_PROBLEM DESCRIPTION_. Your task is to print every entry below exactly as given.

_THE DATA_.
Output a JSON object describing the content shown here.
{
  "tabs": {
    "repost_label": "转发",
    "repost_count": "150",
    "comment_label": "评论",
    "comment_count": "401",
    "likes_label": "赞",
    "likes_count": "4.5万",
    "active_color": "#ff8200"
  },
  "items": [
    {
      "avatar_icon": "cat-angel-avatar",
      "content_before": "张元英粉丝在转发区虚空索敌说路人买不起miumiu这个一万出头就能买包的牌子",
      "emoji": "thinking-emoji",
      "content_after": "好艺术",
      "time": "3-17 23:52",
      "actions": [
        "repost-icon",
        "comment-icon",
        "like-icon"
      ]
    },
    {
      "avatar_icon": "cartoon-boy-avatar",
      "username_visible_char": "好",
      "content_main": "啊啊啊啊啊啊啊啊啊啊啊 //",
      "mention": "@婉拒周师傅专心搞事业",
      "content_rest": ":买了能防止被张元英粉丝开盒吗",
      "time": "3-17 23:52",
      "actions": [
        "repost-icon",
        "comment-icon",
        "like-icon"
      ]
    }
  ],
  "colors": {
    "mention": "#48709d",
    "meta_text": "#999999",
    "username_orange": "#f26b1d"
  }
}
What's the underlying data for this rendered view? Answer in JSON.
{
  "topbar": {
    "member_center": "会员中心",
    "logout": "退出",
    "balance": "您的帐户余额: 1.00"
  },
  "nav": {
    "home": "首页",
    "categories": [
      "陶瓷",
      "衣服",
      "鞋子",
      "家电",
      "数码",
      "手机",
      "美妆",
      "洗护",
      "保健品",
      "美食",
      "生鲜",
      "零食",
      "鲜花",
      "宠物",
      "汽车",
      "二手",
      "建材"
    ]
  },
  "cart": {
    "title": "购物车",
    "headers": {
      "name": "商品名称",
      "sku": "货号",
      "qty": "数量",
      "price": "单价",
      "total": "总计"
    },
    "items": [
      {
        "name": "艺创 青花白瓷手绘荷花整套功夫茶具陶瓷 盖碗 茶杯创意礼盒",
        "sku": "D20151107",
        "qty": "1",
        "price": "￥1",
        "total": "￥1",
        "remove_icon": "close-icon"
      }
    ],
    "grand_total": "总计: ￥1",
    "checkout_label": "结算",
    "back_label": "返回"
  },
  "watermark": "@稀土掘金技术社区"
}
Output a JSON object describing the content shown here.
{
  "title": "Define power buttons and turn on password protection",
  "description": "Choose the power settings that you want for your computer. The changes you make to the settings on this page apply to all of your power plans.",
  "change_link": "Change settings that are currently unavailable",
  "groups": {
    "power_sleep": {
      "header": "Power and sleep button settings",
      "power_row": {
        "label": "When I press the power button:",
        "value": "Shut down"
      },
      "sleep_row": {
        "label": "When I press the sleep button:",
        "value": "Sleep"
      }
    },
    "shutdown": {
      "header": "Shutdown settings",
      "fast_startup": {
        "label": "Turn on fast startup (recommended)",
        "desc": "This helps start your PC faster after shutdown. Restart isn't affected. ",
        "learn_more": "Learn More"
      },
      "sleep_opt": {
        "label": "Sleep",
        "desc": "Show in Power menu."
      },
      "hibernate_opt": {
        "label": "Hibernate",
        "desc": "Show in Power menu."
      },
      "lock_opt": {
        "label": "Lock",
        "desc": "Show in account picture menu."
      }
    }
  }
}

_SOLUTION BELOW_.
Output a JSON object describing the content shown here.
{
  "tabs": {
    "repost_label": "转发",
    "repost_count": "150",
    "comment_label": "评论",
    "comment_count": "401",
    "likes_label": "赞",
    "likes_count": "4.5万",
    "active_color": "#ff8200"
  },
  "items": [
    {
      "avatar_icon": "cat-angel-avatar",
      "content_before": "张元英粉丝在转发区虚空索敌说路人买不起miumiu这个一万出头就能买包的牌子",
      "emoji": "thinking-emoji",
      "content_after": "好艺术",
      "time": "3-17 23:52",
      "actions": [
        "repost-icon",
        "comment-icon",
        "like-icon"
      ]
    },
    {
      "avatar_icon": "cartoon-boy-avatar",
      "username_visible_char": "好",
      "content_main": "啊啊啊啊啊啊啊啊啊啊啊 //",
      "mention": "@婉拒周师傅专心搞事业",
      "content_rest": ":买了能防止被张元英粉丝开盒吗",
      "time": "3-17 23:52",
      "actions": [
        "repost-icon",
        "comment-icon",
        "like-icon"
      ]
    }
  ],
  "colors": {
    "mention": "#48709d",
    "meta_text": "#999999",
    "username_orange": "#f26b1d"
  }
}
What's the underlying data for this rendered view? Answer in JSON.
{
  "topbar": {
    "member_center": "会员中心",
    "logout": "退出",
    "balance": "您的帐户余额: 1.00"
  },
  "nav": {
    "home": "首页",
    "categories": [
      "陶瓷",
      "衣服",
      "鞋子",
      "家电",
      "数码",
      "手机",
      "美妆",
      "洗护",
      "保健品",
      "美食",
      "生鲜",
      "零食",
      "鲜花",
      "宠物",
      "汽车",
      "二手",
      "建材"
    ]
  },
  "cart": {
    "title": "购物车",
    "headers": {
      "name": "商品名称",
      "sku": "货号",
      "qty": "数量",
      "price": "单价",
      "total": "总计"
    },
    "items": [
      {
        "name": "艺创 青花白瓷手绘荷花整套功夫茶具陶瓷 盖碗 茶杯创意礼盒",
        "sku": "D20151107",
        "qty": "1",
        "price": "￥1",
        "total": "￥1",
        "remove_icon": "close-icon"
      }
    ],
    "grand_total": "总计: ￥1",
    "checkout_label": "结算",
    "back_label": "返回"
  },
  "watermark": "@稀土掘金技术社区"
}
Output a JSON object describing the content shown here.
{
  "title": "Define power buttons and turn on password protection",
  "description": "Choose the power settings that you want for your computer. The changes you make to the settings on this page apply to all of your power plans.",
  "change_link": "Change settings that are currently unavailable",
  "groups": {
    "power_sleep": {
      "header": "Power and sleep button settings",
      "power_row": {
        "label": "When I press the power button:",
        "value": "Shut down"
      },
      "sleep_row": {
        "label": "When I press the sleep button:",
        "value": "Sleep"
      }
    },
    "shutdown": {
      "header": "Shutdown settings",
      "fast_startup": {
        "label": "Turn on fast startup (recommended)",
        "desc": "This helps start your PC faster after shutdown. Restart isn't affected. ",
        "learn_more": "Learn More"
      },
      "sleep_opt": {
        "label": "Sleep",
        "desc": "Show in Power menu."
      },
      "hibernate_opt": {
        "label": "Hibernate",
        "desc": "Show in Power menu."
      },
      "lock_opt": {
        "label": "Lock",
        "desc": "Show in account picture menu."
      }
    }
  }
}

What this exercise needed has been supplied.